◆ **EXERCISE DIRECTIONS**: Repeat the material exactly, leaving nothing out.

◆ **DATA**:
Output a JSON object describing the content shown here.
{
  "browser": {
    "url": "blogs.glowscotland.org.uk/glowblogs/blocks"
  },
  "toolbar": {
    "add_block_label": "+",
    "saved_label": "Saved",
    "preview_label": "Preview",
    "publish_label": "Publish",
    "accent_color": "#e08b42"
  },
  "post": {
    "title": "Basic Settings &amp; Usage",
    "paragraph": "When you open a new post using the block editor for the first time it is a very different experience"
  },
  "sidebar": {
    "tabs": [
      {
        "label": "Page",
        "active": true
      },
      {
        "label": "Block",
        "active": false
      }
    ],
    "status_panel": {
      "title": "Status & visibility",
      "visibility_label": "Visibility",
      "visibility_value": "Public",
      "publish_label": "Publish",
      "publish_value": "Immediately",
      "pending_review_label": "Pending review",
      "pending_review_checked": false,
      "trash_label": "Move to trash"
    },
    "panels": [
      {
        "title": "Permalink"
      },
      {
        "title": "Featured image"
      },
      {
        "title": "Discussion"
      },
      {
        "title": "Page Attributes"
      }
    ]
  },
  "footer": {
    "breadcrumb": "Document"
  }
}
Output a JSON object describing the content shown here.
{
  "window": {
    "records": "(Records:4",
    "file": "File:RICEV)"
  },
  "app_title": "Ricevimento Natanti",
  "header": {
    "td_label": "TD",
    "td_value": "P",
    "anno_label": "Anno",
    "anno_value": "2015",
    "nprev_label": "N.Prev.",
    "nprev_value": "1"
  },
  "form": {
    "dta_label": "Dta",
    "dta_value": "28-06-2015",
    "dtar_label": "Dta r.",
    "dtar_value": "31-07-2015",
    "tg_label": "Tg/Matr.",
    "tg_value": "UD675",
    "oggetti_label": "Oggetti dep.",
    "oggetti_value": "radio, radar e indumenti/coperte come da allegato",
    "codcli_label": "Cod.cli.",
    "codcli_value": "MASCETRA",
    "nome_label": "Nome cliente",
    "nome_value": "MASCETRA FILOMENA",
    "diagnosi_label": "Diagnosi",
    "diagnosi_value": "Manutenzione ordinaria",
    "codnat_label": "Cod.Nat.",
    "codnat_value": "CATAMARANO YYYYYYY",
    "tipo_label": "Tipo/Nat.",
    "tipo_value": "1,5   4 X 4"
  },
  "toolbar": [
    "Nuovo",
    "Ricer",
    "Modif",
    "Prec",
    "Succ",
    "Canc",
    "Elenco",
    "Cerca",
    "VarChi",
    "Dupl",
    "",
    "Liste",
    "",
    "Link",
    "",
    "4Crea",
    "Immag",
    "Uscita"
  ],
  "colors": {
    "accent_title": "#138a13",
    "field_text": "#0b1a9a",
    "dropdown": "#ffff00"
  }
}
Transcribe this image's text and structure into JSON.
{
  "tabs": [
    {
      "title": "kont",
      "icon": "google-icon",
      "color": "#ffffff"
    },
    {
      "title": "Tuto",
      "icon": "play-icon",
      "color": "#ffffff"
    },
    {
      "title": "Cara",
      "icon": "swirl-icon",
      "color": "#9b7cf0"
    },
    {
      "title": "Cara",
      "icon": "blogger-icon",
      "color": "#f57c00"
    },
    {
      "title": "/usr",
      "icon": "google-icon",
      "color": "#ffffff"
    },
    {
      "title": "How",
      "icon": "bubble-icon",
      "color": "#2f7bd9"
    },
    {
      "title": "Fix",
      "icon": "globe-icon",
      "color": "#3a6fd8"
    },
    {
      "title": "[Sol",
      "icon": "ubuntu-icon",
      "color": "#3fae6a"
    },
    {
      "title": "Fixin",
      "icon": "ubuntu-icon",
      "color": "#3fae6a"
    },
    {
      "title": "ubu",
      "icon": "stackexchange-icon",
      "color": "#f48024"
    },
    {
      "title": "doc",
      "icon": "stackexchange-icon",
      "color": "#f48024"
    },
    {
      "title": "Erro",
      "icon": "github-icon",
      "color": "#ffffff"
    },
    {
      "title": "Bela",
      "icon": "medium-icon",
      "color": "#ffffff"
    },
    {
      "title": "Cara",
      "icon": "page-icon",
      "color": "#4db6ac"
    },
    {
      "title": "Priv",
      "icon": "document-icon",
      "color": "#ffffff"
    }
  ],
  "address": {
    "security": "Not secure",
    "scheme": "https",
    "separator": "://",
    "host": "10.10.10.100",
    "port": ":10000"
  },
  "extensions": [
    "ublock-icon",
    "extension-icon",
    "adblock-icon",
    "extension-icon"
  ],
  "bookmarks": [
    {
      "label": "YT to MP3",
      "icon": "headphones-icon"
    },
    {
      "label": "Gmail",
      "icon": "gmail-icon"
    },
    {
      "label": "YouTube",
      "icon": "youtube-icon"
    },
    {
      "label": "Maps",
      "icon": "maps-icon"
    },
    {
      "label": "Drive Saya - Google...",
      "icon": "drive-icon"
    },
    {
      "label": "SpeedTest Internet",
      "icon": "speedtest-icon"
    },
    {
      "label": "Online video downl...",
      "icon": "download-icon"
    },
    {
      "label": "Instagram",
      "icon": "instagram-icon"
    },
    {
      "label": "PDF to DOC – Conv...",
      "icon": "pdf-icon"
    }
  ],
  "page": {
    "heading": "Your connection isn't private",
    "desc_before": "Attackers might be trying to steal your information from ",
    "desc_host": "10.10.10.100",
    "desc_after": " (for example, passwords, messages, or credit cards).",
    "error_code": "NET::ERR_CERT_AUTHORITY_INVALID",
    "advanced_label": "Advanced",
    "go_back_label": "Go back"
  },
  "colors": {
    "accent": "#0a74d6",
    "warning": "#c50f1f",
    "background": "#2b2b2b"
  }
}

◆ **COMPLETED TASK**:
Output a JSON object describing the content shown here.
{
  "browser": {
    "url": "blogs.glowscotland.org.uk/glowblogs/blocks"
  },
  "toolbar": {
    "add_block_label": "+",
    "saved_label": "Saved",
    "preview_label": "Preview",
    "publish_label": "Publish",
    "accent_color": "#e08b42"
  },
  "post": {
    "title": "Basic Settings &amp; Usage",
    "paragraph": "When you open a new post using the block editor for the first time it is a very different experience"
  },
  "sidebar": {
    "tabs": [
      {
        "label": "Page",
        "active": true
      },
      {
        "label": "Block",
        "active": false
      }
    ],
    "status_panel": {
      "title": "Status & visibility",
      "visibility_label": "Visibility",
      "visibility_value": "Public",
      "publish_label": "Publish",
      "publish_value": "Immediately",
      "pending_review_label": "Pending review",
      "pending_review_checked": false,
      "trash_label": "Move to trash"
    },
    "panels": [
      {
        "title": "Permalink"
      },
      {
        "title": "Featured image"
      },
      {
        "title": "Discussion"
      },
      {
        "title": "Page Attributes"
      }
    ]
  },
  "footer": {
    "breadcrumb": "Document"
  }
}
Output a JSON object describing the content shown here.
{
  "window": {
    "records": "(Records:4",
    "file": "File:RICEV)"
  },
  "app_title": "Ricevimento Natanti",
  "header": {
    "td_label": "TD",
    "td_value": "P",
    "anno_label": "Anno",
    "anno_value": "2015",
    "nprev_label": "N.Prev.",
    "nprev_value": "1"
  },
  "form": {
    "dta_label": "Dta",
    "dta_value": "28-06-2015",
    "dtar_label": "Dta r.",
    "dtar_value": "31-07-2015",
    "tg_label": "Tg/Matr.",
    "tg_value": "UD675",
    "oggetti_label": "Oggetti dep.",
    "oggetti_value": "radio, radar e indumenti/coperte come da allegato",
    "codcli_label": "Cod.cli.",
    "codcli_value": "MASCETRA",
    "nome_label": "Nome cliente",
    "nome_value": "MASCETRA FILOMENA",
    "diagnosi_label": "Diagnosi",
    "diagnosi_value": "Manutenzione ordinaria",
    "codnat_label": "Cod.Nat.",
    "codnat_value": "CATAMARANO YYYYYYY",
    "tipo_label": "Tipo/Nat.",
    "tipo_value": "1,5   4 X 4"
  },
  "toolbar": [
    "Nuovo",
    "Ricer",
    "Modif",
    "Prec",
    "Succ",
    "Canc",
    "Elenco",
    "Cerca",
    "VarChi",
    "Dupl",
    "",
    "Liste",
    "",
    "Link",
    "",
    "4Crea",
    "Immag",
    "Uscita"
  ],
  "colors": {
    "accent_title": "#138a13",
    "field_text": "#0b1a9a",
    "dropdown": "#ffff00"
  }
}
Transcribe this image's text and structure into JSON.
{
  "tabs": [
    {
      "title": "kont",
      "icon": "google-icon",
      "color": "#ffffff"
    },
    {
      "title": "Tuto",
      "icon": "play-icon",
      "color": "#ffffff"
    },
    {
      "title": "Cara",
      "icon": "swirl-icon",
      "color": "#9b7cf0"
    },
    {
      "title": "Cara",
      "icon": "blogger-icon",
      "color": "#f57c00"
    },
    {
      "title": "/usr",
      "icon": "google-icon",
      "color": "#ffffff"
    },
    {
      "title": "How",
      "icon": "bubble-icon",
      "color": "#2f7bd9"
    },
    {
      "title": "Fix",
      "icon": "globe-icon",
      "color": "#3a6fd8"
    },
    {
      "title": "[Sol",
      "icon": "ubuntu-icon",
      "color": "#3fae6a"
    },
    {
      "title": "Fixin",
      "icon": "ubuntu-icon",
      "color": "#3fae6a"
    },
    {
      "title": "ubu",
      "icon": "stackexchange-icon",
      "color": "#f48024"
    },
    {
      "title": "doc",
      "icon": "stackexchange-icon",
      "color": "#f48024"
    },
    {
      "title": "Erro",
      "icon": "github-icon",
      "color": "#ffffff"
    },
    {
      "title": "Bela",
      "icon": "medium-icon",
      "color": "#ffffff"
    },
    {
      "title": "Cara",
      "icon": "page-icon",
      "color": "#4db6ac"
    },
    {
      "title": "Priv",
      "icon": "document-icon",
      "color": "#ffffff"
    }
  ],
  "address": {
    "security": "Not secure",
    "scheme": "https",
    "separator": "://",
    "host": "10.10.10.100",
    "port": ":10000"
  },
  "extensions": [
    "ublock-icon",
    "extension-icon",
    "adblock-icon",
    "extension-icon"
  ],
  "bookmarks": [
    {
      "label": "YT to MP3",
      "icon": "headphones-icon"
    },
    {
      "label": "Gmail",
      "icon": "gmail-icon"
    },
    {
      "label": "YouTube",
      "icon": "youtube-icon"
    },
    {
      "label": "Maps",
      "icon": "maps-icon"
    },
    {
      "label": "Drive Saya - Google...",
      "icon": "drive-icon"
    },
    {
      "label": "SpeedTest Internet",
      "icon": "speedtest-icon"
    },
    {
      "label": "Online video downl...",
      "icon": "download-icon"
    },
    {
      "label": "Instagram",
      "icon": "instagram-icon"
    },
    {
      "label": "PDF to DOC – Conv...",
      "icon": "pdf-icon"
    }
  ],
  "page": {
    "heading": "Your connection isn't private",
    "desc_before": "Attackers might be trying to steal your information from ",
    "desc_host": "10.10.10.100",
    "desc_after": " (for example, passwords, messages, or credit cards).",
    "error_code": "NET::ERR_CERT_AUTHORITY_INVALID",
    "advanced_label": "Advanced",
    "go_back_label": "Go back"
  },
  "colors": {
    "accent": "#0a74d6",
    "warning": "#c50f1f",
    "background": "#2b2b2b"
  }
}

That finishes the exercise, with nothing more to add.